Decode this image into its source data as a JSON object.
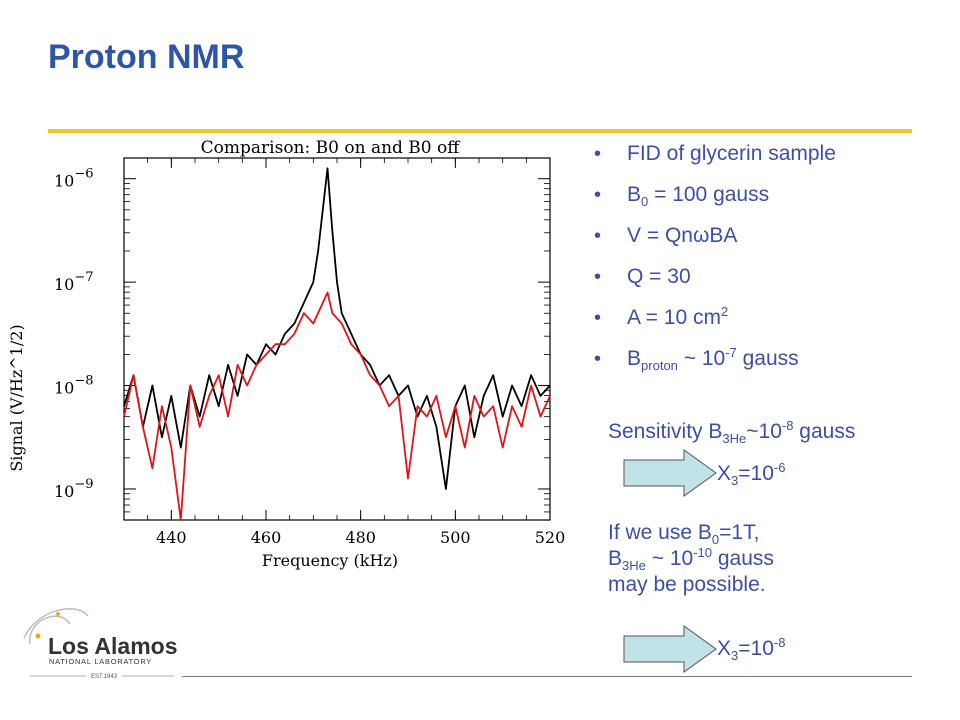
{
  "slide": {
    "title": "Proton NMR"
  },
  "bullets": [
    {
      "pre": "FID of glycerin sample",
      "sub": "",
      "mid": "",
      "sup": "",
      "post": ""
    },
    {
      "pre": "B",
      "sub": "0",
      "mid": " = 100 gauss",
      "sup": "",
      "post": ""
    },
    {
      "pre": "V = QnωBA",
      "sub": "",
      "mid": "",
      "sup": "",
      "post": ""
    },
    {
      "pre": "Q = 30",
      "sub": "",
      "mid": "",
      "sup": "",
      "post": ""
    },
    {
      "pre": "A = 10 cm",
      "sub": "",
      "mid": "",
      "sup": "2",
      "post": ""
    },
    {
      "pre": "B",
      "sub": "proton",
      "mid": " ~ 10",
      "sup": "-7",
      "post": " gauss"
    }
  ],
  "sensitivity": {
    "pre": "Sensitivity B",
    "sub": "3He",
    "mid": "~10",
    "sup": "-8",
    "post": " gauss"
  },
  "x3_first": {
    "pre": "X",
    "sub": "3",
    "mid": "=10",
    "sup": "-6"
  },
  "x3_second": {
    "pre": "X",
    "sub": "3",
    "mid": "=10",
    "sup": "-8"
  },
  "paragraph": {
    "l1_pre": "If we use B",
    "l1_sub": "0",
    "l1_post": "=1T,",
    "l2_pre": "B",
    "l2_sub": "3He",
    "l2_mid": " ~ 10",
    "l2_sup": "-10",
    "l2_post": " gauss",
    "l3": "may be possible."
  },
  "logo": {
    "name": "Los Alamos",
    "subtitle": "NATIONAL LABORATORY",
    "est": "EST.1943",
    "icon": "atom-orbit-icon"
  },
  "colors": {
    "title": "#2f56a6",
    "text": "#3d4fa5",
    "rule": "#f2c232",
    "arrow_fill": "#bfe3e6",
    "series_black": "#000000",
    "series_red": "#e0141b"
  },
  "chart_data": {
    "type": "line",
    "title": "Comparison: B0 on and B0 off",
    "xlabel": "Frequency (kHz)",
    "ylabel": "Signal (V/Hz^1/2)",
    "xlim": [
      430,
      520
    ],
    "ylim_log10": [
      -9.3,
      -5.8
    ],
    "y_scale": "log",
    "x_ticks": [
      "440",
      "460",
      "480",
      "500",
      "520"
    ],
    "x_tick_values": [
      440,
      460,
      480,
      500,
      520
    ],
    "y_ticks": [
      {
        "base": "10",
        "exp": "−6",
        "value": -6
      },
      {
        "base": "10",
        "exp": "−7",
        "value": -7
      },
      {
        "base": "10",
        "exp": "−8",
        "value": -8
      },
      {
        "base": "10",
        "exp": "−9",
        "value": -9
      }
    ],
    "series": [
      {
        "color": "black",
        "x": [
          430,
          432,
          434,
          436,
          438,
          440,
          442,
          444,
          446,
          448,
          450,
          452,
          454,
          456,
          458,
          460,
          462,
          464,
          466,
          468,
          470,
          471,
          472,
          473,
          474,
          475,
          476,
          478,
          480,
          482,
          484,
          486,
          488,
          490,
          492,
          494,
          496,
          498,
          500,
          502,
          504,
          506,
          508,
          510,
          512,
          514,
          516,
          518,
          520
        ],
        "log10y": [
          -8.2,
          -7.9,
          -8.4,
          -8.0,
          -8.5,
          -8.1,
          -8.6,
          -8.0,
          -8.3,
          -7.9,
          -8.2,
          -7.8,
          -8.1,
          -7.7,
          -7.8,
          -7.6,
          -7.7,
          -7.5,
          -7.4,
          -7.2,
          -7.0,
          -6.7,
          -6.3,
          -5.9,
          -6.5,
          -7.0,
          -7.3,
          -7.5,
          -7.7,
          -7.8,
          -8.0,
          -7.9,
          -8.1,
          -8.0,
          -8.3,
          -8.1,
          -8.4,
          -9.0,
          -8.2,
          -8.0,
          -8.5,
          -8.1,
          -7.9,
          -8.3,
          -8.0,
          -8.2,
          -7.9,
          -8.1,
          -8.0
        ]
      },
      {
        "color": "red",
        "x": [
          430,
          432,
          434,
          436,
          438,
          440,
          442,
          444,
          446,
          448,
          450,
          452,
          454,
          456,
          458,
          460,
          462,
          464,
          466,
          468,
          470,
          472,
          473,
          474,
          476,
          478,
          480,
          482,
          484,
          486,
          488,
          490,
          492,
          494,
          496,
          498,
          500,
          502,
          504,
          506,
          508,
          510,
          512,
          514,
          516,
          518,
          520
        ],
        "log10y": [
          -8.3,
          -7.9,
          -8.4,
          -8.8,
          -8.2,
          -8.6,
          -9.3,
          -8.0,
          -8.4,
          -8.1,
          -7.9,
          -8.3,
          -7.8,
          -8.0,
          -7.8,
          -7.7,
          -7.6,
          -7.6,
          -7.5,
          -7.3,
          -7.4,
          -7.2,
          -7.1,
          -7.3,
          -7.4,
          -7.6,
          -7.7,
          -7.9,
          -8.0,
          -8.2,
          -8.1,
          -8.9,
          -8.2,
          -8.3,
          -8.1,
          -8.5,
          -8.2,
          -8.6,
          -8.1,
          -8.3,
          -8.2,
          -8.6,
          -8.2,
          -8.4,
          -8.0,
          -8.3,
          -8.1
        ]
      }
    ]
  }
}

_ _ _ _ _ _ _

What you need to do:
Leave out the pictures and restate everything else word for word.

Written answer:
Decode this image into its source data as a JSON object.
{
  "slide": {
    "title": "Proton NMR"
  },
  "bullets": [
    {
      "pre": "FID of glycerin sample",
      "sub": "",
      "mid": "",
      "sup": "",
      "post": ""
    },
    {
      "pre": "B",
      "sub": "0",
      "mid": " = 100 gauss",
      "sup": "",
      "post": ""
    },
    {
      "pre": "V = QnωBA",
      "sub": "",
      "mid": "",
      "sup": "",
      "post": ""
    },
    {
      "pre": "Q = 30",
      "sub": "",
      "mid": "",
      "sup": "",
      "post": ""
    },
    {
      "pre": "A = 10 cm",
      "sub": "",
      "mid": "",
      "sup": "2",
      "post": ""
    },
    {
      "pre": "B",
      "sub": "proton",
      "mid": " ~ 10",
      "sup": "-7",
      "post": " gauss"
    }
  ],
  "sensitivity": {
    "pre": "Sensitivity B",
    "sub": "3He",
    "mid": "~10",
    "sup": "-8",
    "post": " gauss"
  },
  "x3_first": {
    "pre": "X",
    "sub": "3",
    "mid": "=10",
    "sup": "-6"
  },
  "x3_second": {
    "pre": "X",
    "sub": "3",
    "mid": "=10",
    "sup": "-8"
  },
  "paragraph": {
    "l1_pre": "If we use B",
    "l1_sub": "0",
    "l1_post": "=1T,",
    "l2_pre": "B",
    "l2_sub": "3He",
    "l2_mid": " ~ 10",
    "l2_sup": "-10",
    "l2_post": " gauss",
    "l3": "may be possible."
  },
  "logo": {
    "name": "Los Alamos",
    "subtitle": "NATIONAL LABORATORY",
    "est": "EST.1943",
    "icon": "atom-orbit-icon"
  },
  "colors": {
    "title": "#2f56a6",
    "text": "#3d4fa5",
    "rule": "#f2c232",
    "arrow_fill": "#bfe3e6",
    "series_black": "#000000",
    "series_red": "#e0141b"
  },
  "chart_data": {
    "type": "line",
    "title": "Comparison: B0 on and B0 off",
    "xlabel": "Frequency (kHz)",
    "ylabel": "Signal (V/Hz^1/2)",
    "xlim": [
      430,
      520
    ],
    "ylim_log10": [
      -9.3,
      -5.8
    ],
    "y_scale": "log",
    "x_ticks": [
      "440",
      "460",
      "480",
      "500",
      "520"
    ],
    "x_tick_values": [
      440,
      460,
      480,
      500,
      520
    ],
    "y_ticks": [
      {
        "base": "10",
        "exp": "−6",
        "value": -6
      },
      {
        "base": "10",
        "exp": "−7",
        "value": -7
      },
      {
        "base": "10",
        "exp": "−8",
        "value": -8
      },
      {
        "base": "10",
        "exp": "−9",
        "value": -9
      }
    ],
    "series": [
      {
        "color": "black",
        "x": [
          430,
          432,
          434,
          436,
          438,
          440,
          442,
          444,
          446,
          448,
          450,
          452,
          454,
          456,
          458,
          460,
          462,
          464,
          466,
          468,
          470,
          471,
          472,
          473,
          474,
          475,
          476,
          478,
          480,
          482,
          484,
          486,
          488,
          490,
          492,
          494,
          496,
          498,
          500,
          502,
          504,
          506,
          508,
          510,
          512,
          514,
          516,
          518,
          520
        ],
        "log10y": [
          -8.2,
          -7.9,
          -8.4,
          -8.0,
          -8.5,
          -8.1,
          -8.6,
          -8.0,
          -8.3,
          -7.9,
          -8.2,
          -7.8,
          -8.1,
          -7.7,
          -7.8,
          -7.6,
          -7.7,
          -7.5,
          -7.4,
          -7.2,
          -7.0,
          -6.7,
          -6.3,
          -5.9,
          -6.5,
          -7.0,
          -7.3,
          -7.5,
          -7.7,
          -7.8,
          -8.0,
          -7.9,
          -8.1,
          -8.0,
          -8.3,
          -8.1,
          -8.4,
          -9.0,
          -8.2,
          -8.0,
          -8.5,
          -8.1,
          -7.9,
          -8.3,
          -8.0,
          -8.2,
          -7.9,
          -8.1,
          -8.0
        ]
      },
      {
        "color": "red",
        "x": [
          430,
          432,
          434,
          436,
          438,
          440,
          442,
          444,
          446,
          448,
          450,
          452,
          454,
          456,
          458,
          460,
          462,
          464,
          466,
          468,
          470,
          472,
          473,
          474,
          476,
          478,
          480,
          482,
          484,
          486,
          488,
          490,
          492,
          494,
          496,
          498,
          500,
          502,
          504,
          506,
          508,
          510,
          512,
          514,
          516,
          518,
          520
        ],
        "log10y": [
          -8.3,
          -7.9,
          -8.4,
          -8.8,
          -8.2,
          -8.6,
          -9.3,
          -8.0,
          -8.4,
          -8.1,
          -7.9,
          -8.3,
          -7.8,
          -8.0,
          -7.8,
          -7.7,
          -7.6,
          -7.6,
          -7.5,
          -7.3,
          -7.4,
          -7.2,
          -7.1,
          -7.3,
          -7.4,
          -7.6,
          -7.7,
          -7.9,
          -8.0,
          -8.2,
          -8.1,
          -8.9,
          -8.2,
          -8.3,
          -8.1,
          -8.5,
          -8.2,
          -8.6,
          -8.1,
          -8.3,
          -8.2,
          -8.6,
          -8.2,
          -8.4,
          -8.0,
          -8.3,
          -8.1
        ]
      }
    ]
  }
}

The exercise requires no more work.